WHAT IS BEING ASKED >>
Locate the string "Федерального" throughout the material and copy every line in which it occurs.

Records from a data source:
--- Begin ---

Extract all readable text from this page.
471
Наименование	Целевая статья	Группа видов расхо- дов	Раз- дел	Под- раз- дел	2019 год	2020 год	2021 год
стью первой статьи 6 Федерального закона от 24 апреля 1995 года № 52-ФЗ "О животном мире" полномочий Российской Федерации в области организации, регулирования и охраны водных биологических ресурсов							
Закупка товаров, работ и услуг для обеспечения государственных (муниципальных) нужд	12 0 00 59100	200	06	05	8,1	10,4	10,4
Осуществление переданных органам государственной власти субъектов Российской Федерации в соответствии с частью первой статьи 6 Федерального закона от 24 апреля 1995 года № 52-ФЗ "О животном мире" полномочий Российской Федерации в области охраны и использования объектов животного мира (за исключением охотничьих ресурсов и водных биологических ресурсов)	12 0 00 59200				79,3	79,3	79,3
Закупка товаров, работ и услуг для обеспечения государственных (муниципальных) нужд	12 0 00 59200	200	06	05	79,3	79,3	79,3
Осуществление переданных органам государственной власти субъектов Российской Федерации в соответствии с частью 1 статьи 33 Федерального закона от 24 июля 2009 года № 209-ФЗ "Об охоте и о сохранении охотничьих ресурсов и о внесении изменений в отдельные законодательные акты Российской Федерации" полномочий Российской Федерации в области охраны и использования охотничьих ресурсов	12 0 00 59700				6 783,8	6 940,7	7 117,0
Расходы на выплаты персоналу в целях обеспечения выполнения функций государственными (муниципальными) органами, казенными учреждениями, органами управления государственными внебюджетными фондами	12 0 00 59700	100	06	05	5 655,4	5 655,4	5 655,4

--- End ---

OUTPUT OF THE TASK >>
стью первой статьи 6 Федерального закона от 24 апреля 1995 года № 52-ФЗ "О животном мире" полномочий Российской Федерации в области организации, регулирования и охраны водных биологических ресурсов							
Осуществление переданных органам государственной власти субъектов Российской Федерации в соответствии с частью первой статьи 6 Федерального закона от 24 апреля 1995 года № 52-ФЗ "О животном мире" полномочий Российской Федерации в области охраны и использования объектов животного мира (за исключением охотничьих ресурсов и водных биологических ресурсов)	12 0 00 59200				79,3	79,3	79,3
Осуществление переданных органам государственной власти субъектов Российской Федерации в соответствии с частью 1 статьи 33 Федерального закона от 24 июля 2009 года № 209-ФЗ "Об охоте и о сохранении охотничьих ресурсов и о внесении изменений в отдельные законодательные акты Российской Федерации" полномочий Российской Федерации в области охраны и использования охотничьих ресурсов	12 0 00 59700				6 783,8	6 940,7	7 117,0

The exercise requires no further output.